> **Goal**: Copy out every line containing the word "success".

> **Data provided**:
::::::::

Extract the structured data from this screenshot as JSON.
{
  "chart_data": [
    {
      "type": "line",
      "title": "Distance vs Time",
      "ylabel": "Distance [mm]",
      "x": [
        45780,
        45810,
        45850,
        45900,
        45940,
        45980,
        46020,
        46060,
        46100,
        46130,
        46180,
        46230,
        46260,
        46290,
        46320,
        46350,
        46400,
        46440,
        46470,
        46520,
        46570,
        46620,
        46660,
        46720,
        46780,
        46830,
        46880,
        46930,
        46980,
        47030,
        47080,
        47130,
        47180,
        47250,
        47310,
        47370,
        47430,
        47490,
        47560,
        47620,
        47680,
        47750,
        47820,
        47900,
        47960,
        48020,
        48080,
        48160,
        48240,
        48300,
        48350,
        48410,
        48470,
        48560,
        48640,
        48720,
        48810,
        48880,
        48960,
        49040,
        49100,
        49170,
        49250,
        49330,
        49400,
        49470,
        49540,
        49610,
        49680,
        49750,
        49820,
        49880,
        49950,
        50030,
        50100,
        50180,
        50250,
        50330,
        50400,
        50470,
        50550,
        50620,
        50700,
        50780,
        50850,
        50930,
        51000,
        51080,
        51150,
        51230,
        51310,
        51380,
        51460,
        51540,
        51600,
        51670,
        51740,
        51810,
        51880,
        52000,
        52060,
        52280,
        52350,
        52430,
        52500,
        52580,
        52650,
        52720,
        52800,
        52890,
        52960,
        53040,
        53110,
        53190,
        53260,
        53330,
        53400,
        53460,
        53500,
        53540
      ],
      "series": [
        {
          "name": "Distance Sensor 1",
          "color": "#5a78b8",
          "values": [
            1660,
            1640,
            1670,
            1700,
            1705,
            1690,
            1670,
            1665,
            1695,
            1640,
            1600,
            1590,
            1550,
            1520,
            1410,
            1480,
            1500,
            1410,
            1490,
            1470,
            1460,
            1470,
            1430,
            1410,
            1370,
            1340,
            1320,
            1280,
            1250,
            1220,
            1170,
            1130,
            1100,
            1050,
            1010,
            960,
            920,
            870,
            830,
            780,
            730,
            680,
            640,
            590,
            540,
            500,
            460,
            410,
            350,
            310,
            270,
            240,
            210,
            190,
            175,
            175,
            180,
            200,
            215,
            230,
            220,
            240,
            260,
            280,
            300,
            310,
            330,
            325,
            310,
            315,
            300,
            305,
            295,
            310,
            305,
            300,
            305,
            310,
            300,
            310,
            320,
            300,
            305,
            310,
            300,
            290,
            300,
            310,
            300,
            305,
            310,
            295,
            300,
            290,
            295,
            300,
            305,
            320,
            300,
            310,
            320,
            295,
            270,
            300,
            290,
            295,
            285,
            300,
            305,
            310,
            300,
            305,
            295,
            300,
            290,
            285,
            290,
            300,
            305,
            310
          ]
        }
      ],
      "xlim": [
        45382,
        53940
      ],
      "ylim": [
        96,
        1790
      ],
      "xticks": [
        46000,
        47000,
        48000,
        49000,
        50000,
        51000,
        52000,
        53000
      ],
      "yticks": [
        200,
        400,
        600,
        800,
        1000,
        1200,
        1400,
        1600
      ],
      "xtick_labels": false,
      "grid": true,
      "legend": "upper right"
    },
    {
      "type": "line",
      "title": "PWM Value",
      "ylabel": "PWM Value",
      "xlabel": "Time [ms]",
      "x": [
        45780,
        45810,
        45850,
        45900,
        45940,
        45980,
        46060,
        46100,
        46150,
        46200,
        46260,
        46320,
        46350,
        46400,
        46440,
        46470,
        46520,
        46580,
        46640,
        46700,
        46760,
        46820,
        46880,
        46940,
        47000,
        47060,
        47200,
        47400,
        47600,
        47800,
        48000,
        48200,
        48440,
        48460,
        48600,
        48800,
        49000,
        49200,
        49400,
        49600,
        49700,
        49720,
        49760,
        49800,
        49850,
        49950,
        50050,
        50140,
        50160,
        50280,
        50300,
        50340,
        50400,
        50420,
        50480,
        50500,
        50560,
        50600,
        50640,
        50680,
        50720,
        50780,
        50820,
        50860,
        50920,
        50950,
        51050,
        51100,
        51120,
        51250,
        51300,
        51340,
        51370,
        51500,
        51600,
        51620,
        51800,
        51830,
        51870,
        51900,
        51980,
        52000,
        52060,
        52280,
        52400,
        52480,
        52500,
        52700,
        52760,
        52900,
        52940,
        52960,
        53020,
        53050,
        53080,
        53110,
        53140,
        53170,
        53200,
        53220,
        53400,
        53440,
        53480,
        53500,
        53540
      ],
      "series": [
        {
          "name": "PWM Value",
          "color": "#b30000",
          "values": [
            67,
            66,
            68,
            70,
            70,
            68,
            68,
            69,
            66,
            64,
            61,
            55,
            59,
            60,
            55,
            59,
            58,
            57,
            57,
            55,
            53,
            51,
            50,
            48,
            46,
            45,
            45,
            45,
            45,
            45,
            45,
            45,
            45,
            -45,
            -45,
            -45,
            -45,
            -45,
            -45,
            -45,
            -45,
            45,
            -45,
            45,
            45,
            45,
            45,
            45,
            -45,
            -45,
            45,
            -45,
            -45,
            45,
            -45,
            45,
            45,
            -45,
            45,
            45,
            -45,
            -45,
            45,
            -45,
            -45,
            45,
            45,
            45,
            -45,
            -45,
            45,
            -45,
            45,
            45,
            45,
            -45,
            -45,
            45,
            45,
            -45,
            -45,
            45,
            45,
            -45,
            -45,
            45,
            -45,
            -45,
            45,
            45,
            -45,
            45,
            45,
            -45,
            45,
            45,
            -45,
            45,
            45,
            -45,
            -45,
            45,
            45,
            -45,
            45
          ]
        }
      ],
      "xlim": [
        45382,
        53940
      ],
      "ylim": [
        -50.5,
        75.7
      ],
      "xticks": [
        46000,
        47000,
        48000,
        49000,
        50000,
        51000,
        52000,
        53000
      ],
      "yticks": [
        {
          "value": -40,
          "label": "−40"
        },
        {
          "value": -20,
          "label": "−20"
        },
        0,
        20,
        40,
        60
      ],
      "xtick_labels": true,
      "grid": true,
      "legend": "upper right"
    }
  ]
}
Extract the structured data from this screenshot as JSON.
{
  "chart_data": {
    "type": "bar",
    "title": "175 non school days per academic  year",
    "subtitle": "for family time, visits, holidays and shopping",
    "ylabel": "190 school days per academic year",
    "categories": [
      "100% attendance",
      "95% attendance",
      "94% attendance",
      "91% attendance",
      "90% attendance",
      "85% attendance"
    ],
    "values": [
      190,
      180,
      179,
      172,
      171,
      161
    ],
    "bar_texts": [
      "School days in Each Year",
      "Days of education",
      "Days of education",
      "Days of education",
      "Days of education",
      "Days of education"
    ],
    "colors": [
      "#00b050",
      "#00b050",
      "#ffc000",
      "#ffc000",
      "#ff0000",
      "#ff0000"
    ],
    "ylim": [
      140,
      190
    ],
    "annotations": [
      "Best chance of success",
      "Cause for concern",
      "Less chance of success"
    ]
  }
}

::::::::

> **The solution**:
      "Best chance of success",
      "Less chance of success"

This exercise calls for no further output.